### Brief
Can you output the data word for word, starting at its first line and ending at the line that contains "logo-wordmark: INVESTIZO (28, 44, 254, 88)", with both of those lines included and nothing past them?

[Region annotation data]
****

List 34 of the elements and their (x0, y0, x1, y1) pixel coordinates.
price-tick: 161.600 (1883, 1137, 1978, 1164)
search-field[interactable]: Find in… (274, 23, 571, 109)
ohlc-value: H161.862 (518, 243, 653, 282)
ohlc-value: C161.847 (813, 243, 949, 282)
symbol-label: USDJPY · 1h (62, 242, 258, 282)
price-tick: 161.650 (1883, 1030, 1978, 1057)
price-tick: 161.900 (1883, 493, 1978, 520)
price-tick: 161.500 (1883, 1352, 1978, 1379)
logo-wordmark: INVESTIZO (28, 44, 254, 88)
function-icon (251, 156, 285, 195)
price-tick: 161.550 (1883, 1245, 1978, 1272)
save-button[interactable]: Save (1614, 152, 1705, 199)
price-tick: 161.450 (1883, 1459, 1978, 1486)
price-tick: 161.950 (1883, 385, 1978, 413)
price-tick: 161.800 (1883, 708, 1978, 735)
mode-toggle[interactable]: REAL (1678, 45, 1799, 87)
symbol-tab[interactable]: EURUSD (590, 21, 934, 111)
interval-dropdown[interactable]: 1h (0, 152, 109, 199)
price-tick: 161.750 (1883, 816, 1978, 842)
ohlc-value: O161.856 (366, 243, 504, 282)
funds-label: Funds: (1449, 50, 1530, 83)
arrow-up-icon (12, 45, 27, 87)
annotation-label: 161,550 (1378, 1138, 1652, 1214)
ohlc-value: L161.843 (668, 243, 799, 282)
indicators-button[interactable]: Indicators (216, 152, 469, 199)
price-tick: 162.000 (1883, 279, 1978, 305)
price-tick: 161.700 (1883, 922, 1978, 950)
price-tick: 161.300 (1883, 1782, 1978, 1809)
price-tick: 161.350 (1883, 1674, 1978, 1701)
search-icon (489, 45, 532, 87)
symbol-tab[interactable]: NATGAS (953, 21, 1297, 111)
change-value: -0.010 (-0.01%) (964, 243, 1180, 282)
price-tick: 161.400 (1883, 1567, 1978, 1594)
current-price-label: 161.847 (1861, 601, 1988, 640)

****

### Complete output
List 34 of the elements and their (x0, y0, x1, y1) pixel coordinates.
price-tick: 161.600 (1883, 1137, 1978, 1164)
search-field[interactable]: Find in… (274, 23, 571, 109)
ohlc-value: H161.862 (518, 243, 653, 282)
ohlc-value: C161.847 (813, 243, 949, 282)
symbol-label: USDJPY · 1h (62, 242, 258, 282)
price-tick: 161.650 (1883, 1030, 1978, 1057)
price-tick: 161.900 (1883, 493, 1978, 520)
price-tick: 161.500 (1883, 1352, 1978, 1379)
logo-wordmark: INVESTIZO (28, 44, 254, 88)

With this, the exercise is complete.